#### EXERCISE MATERIAL ####
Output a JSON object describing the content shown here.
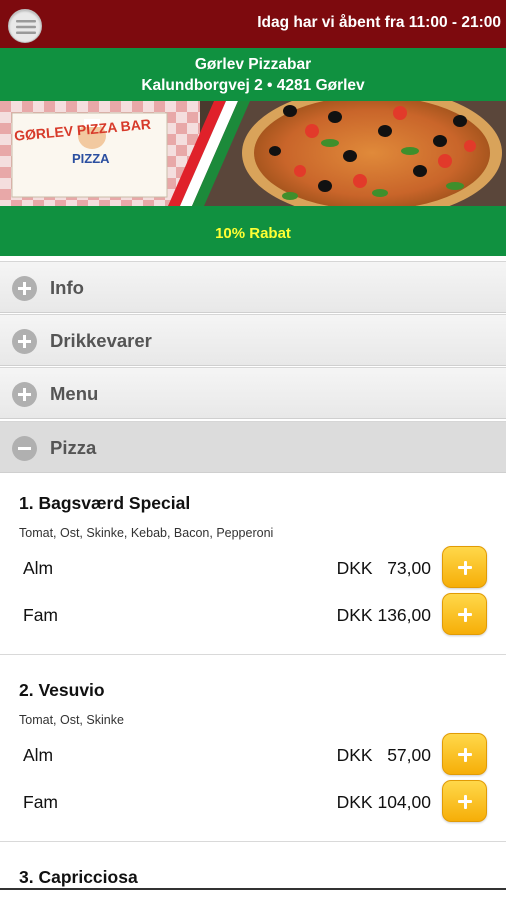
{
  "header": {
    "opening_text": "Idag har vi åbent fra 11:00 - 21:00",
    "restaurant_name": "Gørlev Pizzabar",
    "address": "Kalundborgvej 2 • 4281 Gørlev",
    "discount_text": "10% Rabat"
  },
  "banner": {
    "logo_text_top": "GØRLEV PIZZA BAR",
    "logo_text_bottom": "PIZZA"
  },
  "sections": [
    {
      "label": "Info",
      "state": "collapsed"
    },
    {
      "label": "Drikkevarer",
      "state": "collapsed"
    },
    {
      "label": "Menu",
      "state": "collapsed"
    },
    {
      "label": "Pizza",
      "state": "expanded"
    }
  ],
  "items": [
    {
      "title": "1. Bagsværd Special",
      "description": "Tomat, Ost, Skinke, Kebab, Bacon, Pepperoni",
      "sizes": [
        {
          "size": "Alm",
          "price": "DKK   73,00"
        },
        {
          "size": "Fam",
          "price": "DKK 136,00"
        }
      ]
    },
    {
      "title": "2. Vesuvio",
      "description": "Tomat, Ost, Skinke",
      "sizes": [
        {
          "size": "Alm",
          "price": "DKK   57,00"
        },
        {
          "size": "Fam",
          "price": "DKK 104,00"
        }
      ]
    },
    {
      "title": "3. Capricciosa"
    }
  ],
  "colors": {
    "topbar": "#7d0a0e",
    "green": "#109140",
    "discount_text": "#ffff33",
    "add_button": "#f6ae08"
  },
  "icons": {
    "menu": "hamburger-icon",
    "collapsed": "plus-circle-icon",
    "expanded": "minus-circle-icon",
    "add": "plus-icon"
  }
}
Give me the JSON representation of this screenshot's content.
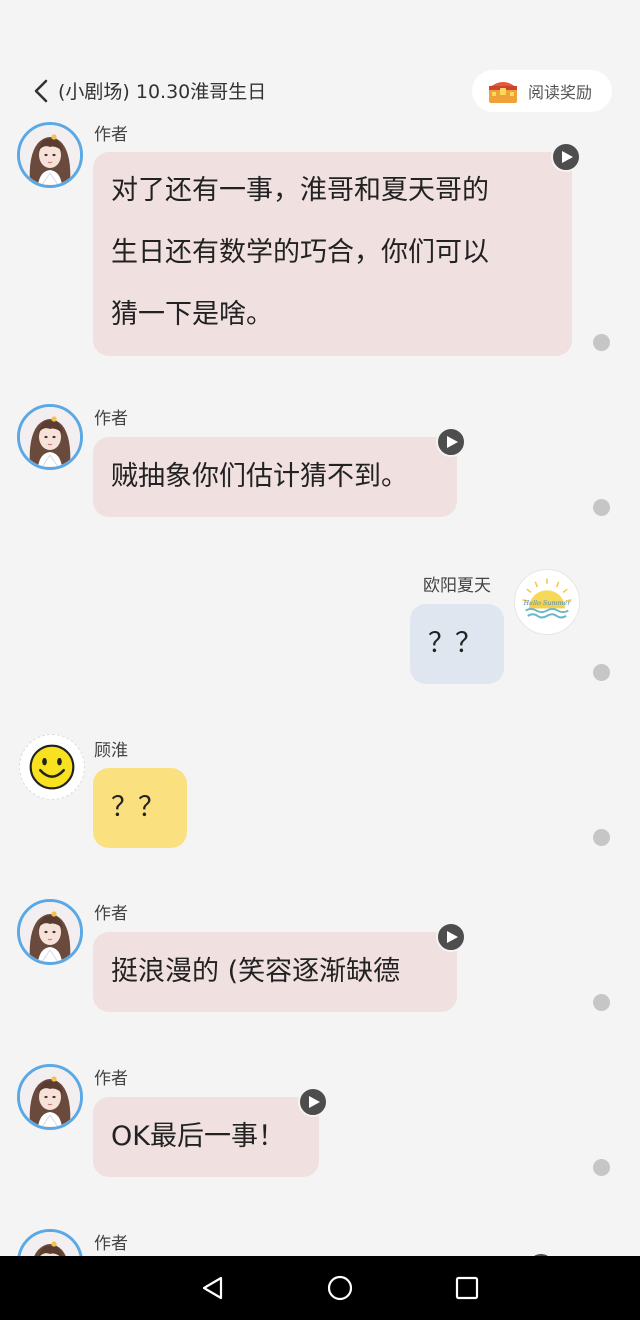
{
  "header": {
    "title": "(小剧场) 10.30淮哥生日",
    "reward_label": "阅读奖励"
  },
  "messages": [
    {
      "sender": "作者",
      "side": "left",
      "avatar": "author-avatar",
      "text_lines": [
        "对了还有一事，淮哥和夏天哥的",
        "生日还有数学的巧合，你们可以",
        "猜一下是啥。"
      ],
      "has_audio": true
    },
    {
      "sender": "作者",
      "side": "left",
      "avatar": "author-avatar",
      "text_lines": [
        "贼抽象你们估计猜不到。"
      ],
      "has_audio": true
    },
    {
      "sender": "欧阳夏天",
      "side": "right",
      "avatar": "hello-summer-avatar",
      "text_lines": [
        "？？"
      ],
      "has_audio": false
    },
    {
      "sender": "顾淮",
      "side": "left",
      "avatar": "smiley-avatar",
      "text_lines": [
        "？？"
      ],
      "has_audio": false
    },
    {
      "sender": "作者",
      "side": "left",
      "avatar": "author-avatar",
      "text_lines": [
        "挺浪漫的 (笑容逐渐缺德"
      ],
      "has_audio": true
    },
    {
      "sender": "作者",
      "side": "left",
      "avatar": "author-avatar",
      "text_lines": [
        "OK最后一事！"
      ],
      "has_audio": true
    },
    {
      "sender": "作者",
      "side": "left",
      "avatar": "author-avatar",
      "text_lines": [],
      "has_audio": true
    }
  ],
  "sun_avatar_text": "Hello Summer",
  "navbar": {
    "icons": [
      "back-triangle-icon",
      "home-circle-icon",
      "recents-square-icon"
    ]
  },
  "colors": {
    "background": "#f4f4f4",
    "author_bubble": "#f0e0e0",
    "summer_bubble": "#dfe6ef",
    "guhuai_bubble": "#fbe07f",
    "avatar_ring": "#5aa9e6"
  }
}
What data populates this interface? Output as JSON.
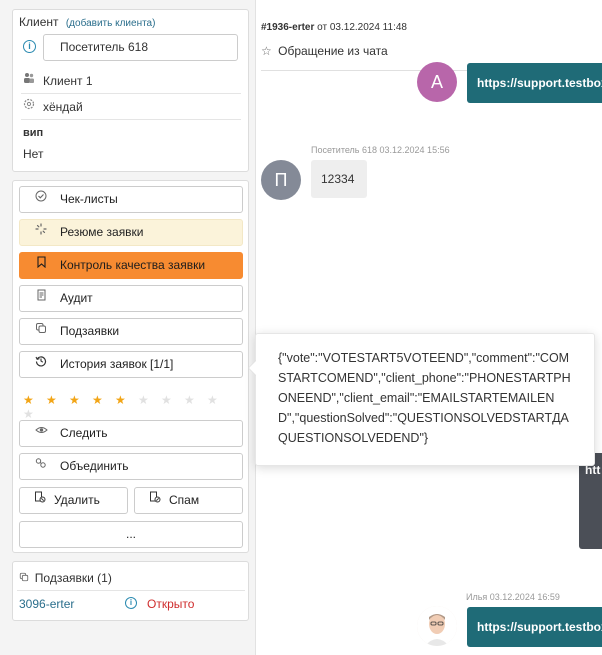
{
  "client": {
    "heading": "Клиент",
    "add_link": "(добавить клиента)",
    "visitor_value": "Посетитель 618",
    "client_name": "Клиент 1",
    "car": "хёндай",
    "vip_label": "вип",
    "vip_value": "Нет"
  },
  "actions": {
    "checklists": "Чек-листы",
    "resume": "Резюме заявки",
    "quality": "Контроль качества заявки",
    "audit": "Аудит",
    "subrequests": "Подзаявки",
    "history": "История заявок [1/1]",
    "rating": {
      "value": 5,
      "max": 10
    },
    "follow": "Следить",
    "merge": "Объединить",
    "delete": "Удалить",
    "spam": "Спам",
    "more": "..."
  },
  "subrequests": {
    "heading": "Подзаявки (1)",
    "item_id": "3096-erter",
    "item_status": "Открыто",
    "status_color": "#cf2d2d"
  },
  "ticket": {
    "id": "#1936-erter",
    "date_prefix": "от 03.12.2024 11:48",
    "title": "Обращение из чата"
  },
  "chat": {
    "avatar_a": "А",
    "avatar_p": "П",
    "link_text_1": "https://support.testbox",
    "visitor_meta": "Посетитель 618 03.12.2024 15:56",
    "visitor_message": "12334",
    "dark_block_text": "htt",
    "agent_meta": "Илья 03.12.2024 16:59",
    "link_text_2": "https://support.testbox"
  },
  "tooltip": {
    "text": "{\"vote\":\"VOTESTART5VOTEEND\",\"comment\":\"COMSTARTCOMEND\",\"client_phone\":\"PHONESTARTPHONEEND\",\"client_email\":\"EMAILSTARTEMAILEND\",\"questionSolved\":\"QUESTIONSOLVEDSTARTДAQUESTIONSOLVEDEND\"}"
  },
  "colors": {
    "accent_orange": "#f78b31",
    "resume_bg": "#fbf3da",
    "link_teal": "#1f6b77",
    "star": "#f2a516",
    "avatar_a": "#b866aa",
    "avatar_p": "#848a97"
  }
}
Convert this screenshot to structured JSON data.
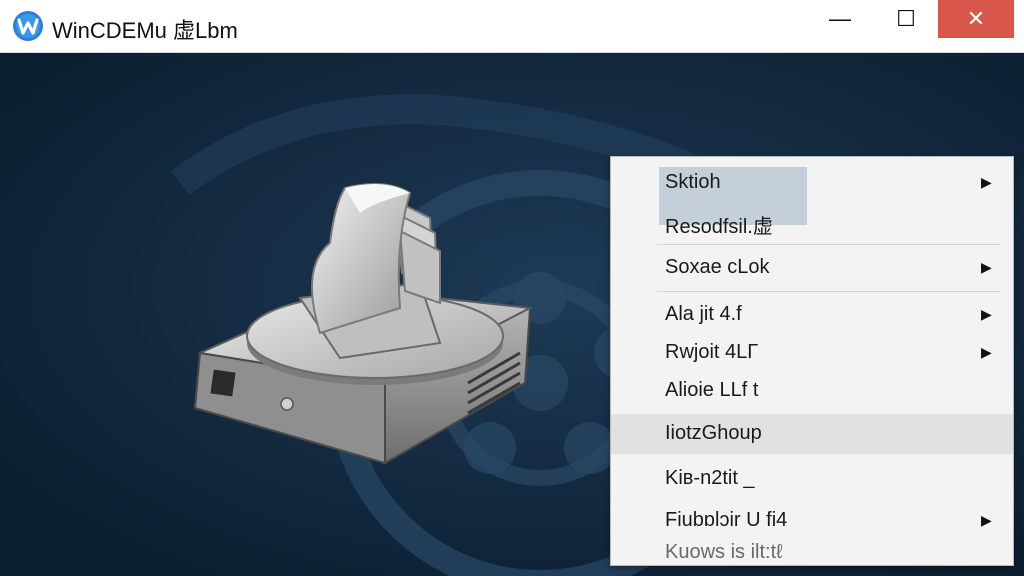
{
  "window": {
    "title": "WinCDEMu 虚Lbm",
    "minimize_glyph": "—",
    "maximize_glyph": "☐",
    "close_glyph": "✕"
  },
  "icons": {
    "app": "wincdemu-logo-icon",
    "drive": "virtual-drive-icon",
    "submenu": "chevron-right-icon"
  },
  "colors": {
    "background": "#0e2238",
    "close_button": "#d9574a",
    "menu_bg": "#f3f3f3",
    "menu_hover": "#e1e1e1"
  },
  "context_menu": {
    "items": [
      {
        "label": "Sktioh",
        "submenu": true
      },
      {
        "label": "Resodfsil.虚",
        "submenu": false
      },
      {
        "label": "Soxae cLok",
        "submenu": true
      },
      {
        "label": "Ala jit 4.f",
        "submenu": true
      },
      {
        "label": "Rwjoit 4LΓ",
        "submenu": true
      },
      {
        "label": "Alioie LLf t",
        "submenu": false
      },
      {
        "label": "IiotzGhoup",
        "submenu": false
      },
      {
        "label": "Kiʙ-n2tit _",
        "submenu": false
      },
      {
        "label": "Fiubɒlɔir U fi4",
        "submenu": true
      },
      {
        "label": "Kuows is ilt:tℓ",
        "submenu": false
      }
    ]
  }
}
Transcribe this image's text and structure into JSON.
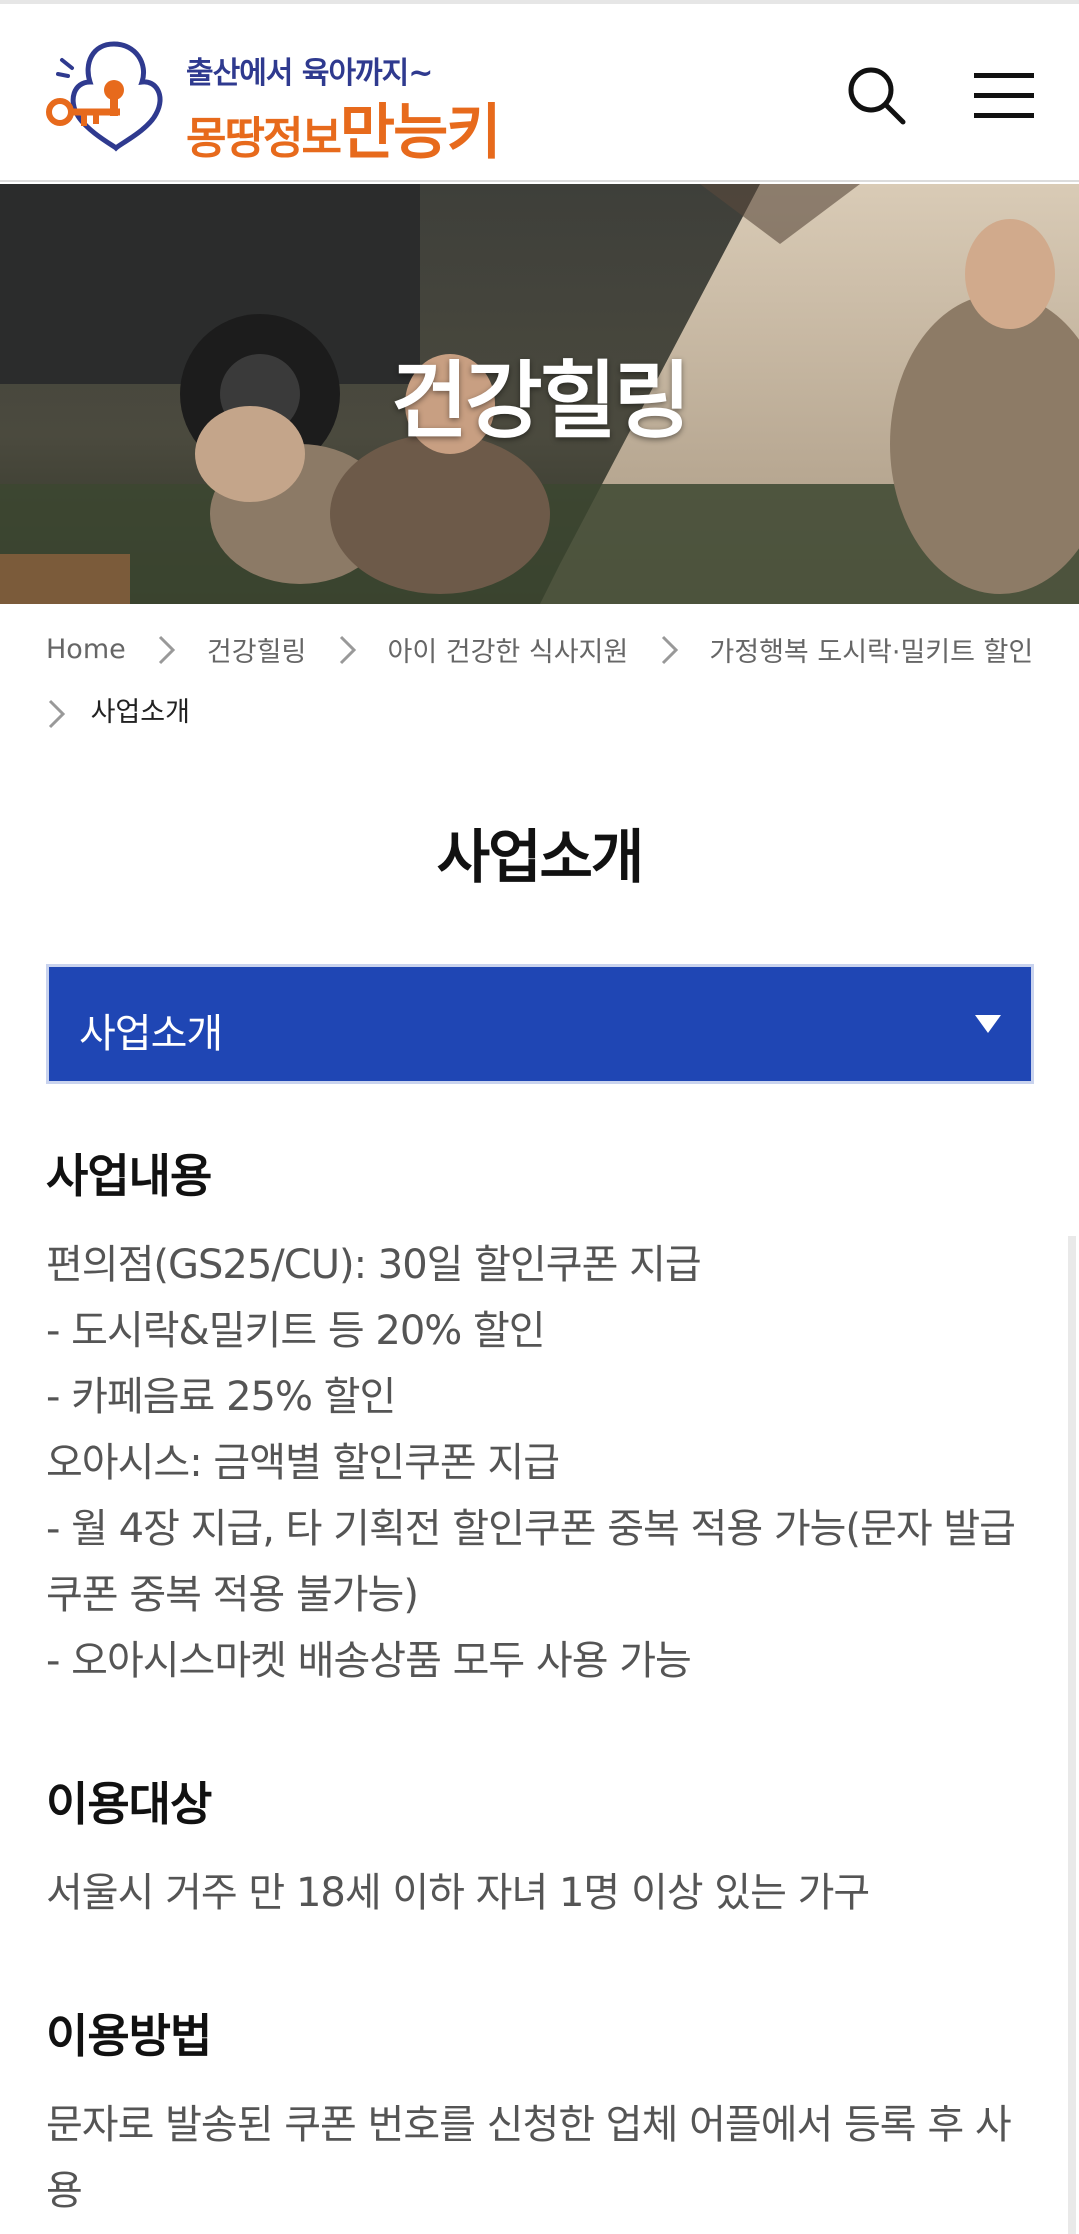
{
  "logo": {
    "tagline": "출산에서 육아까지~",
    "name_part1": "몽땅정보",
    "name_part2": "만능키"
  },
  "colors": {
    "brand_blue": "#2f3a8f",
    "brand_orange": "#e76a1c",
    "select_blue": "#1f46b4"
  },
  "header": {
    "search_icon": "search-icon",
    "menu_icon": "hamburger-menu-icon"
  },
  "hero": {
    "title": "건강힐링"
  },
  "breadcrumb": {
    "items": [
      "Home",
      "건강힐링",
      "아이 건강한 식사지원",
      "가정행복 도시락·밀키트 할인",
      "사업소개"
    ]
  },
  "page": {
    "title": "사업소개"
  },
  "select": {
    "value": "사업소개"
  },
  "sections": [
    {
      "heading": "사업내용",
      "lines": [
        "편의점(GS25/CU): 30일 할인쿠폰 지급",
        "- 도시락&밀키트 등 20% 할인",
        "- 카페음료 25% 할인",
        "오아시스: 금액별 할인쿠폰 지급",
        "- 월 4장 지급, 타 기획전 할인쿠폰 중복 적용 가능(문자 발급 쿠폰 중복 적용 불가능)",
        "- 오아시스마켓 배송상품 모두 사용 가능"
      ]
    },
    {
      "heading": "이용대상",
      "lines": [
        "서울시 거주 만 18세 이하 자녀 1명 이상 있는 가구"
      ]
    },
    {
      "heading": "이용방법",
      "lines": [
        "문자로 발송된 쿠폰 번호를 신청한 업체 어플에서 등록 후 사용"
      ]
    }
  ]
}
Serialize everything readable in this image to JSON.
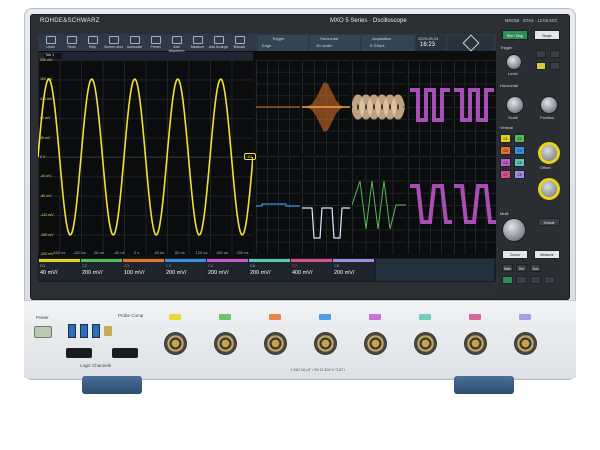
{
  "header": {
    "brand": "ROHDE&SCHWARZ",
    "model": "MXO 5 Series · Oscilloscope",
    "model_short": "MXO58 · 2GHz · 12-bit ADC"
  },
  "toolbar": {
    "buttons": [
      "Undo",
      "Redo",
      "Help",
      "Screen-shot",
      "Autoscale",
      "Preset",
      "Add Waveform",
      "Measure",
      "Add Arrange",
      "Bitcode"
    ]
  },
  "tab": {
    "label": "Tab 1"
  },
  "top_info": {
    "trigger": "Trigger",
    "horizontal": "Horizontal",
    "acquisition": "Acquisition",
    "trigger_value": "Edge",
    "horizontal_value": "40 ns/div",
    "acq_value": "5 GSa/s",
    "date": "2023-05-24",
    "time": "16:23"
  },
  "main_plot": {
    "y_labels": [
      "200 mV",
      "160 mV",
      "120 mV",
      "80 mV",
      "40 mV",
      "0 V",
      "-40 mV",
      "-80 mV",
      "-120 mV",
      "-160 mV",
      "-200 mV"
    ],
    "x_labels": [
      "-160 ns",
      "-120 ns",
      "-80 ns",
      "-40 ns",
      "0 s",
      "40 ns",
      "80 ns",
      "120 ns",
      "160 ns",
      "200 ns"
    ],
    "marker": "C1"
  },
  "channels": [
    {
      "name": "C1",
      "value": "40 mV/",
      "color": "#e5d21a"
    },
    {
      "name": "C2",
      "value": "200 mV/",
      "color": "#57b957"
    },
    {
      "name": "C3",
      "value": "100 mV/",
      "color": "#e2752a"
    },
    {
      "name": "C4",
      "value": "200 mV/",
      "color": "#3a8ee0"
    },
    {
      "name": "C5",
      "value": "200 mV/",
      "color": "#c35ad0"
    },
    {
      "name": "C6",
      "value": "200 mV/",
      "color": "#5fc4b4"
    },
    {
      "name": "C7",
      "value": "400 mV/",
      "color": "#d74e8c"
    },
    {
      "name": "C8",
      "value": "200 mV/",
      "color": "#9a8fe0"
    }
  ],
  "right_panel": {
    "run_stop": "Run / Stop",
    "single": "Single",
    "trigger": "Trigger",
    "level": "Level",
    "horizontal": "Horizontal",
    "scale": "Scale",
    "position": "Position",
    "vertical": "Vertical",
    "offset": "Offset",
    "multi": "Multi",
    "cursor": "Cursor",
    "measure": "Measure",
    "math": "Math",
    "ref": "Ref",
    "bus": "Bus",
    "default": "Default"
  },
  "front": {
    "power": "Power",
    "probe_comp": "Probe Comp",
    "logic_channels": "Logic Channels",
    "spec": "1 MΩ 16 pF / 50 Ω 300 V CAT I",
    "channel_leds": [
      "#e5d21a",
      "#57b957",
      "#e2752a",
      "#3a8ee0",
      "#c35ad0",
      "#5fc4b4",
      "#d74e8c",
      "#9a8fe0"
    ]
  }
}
####
[SHORT TASK]
Go through the records above and copy every line with the word "Подзаявки".

[OUTPUT OF THE EXERCISE]
    "subrequests": "Подзаявки",
    "heading": "Подзаявки (1)",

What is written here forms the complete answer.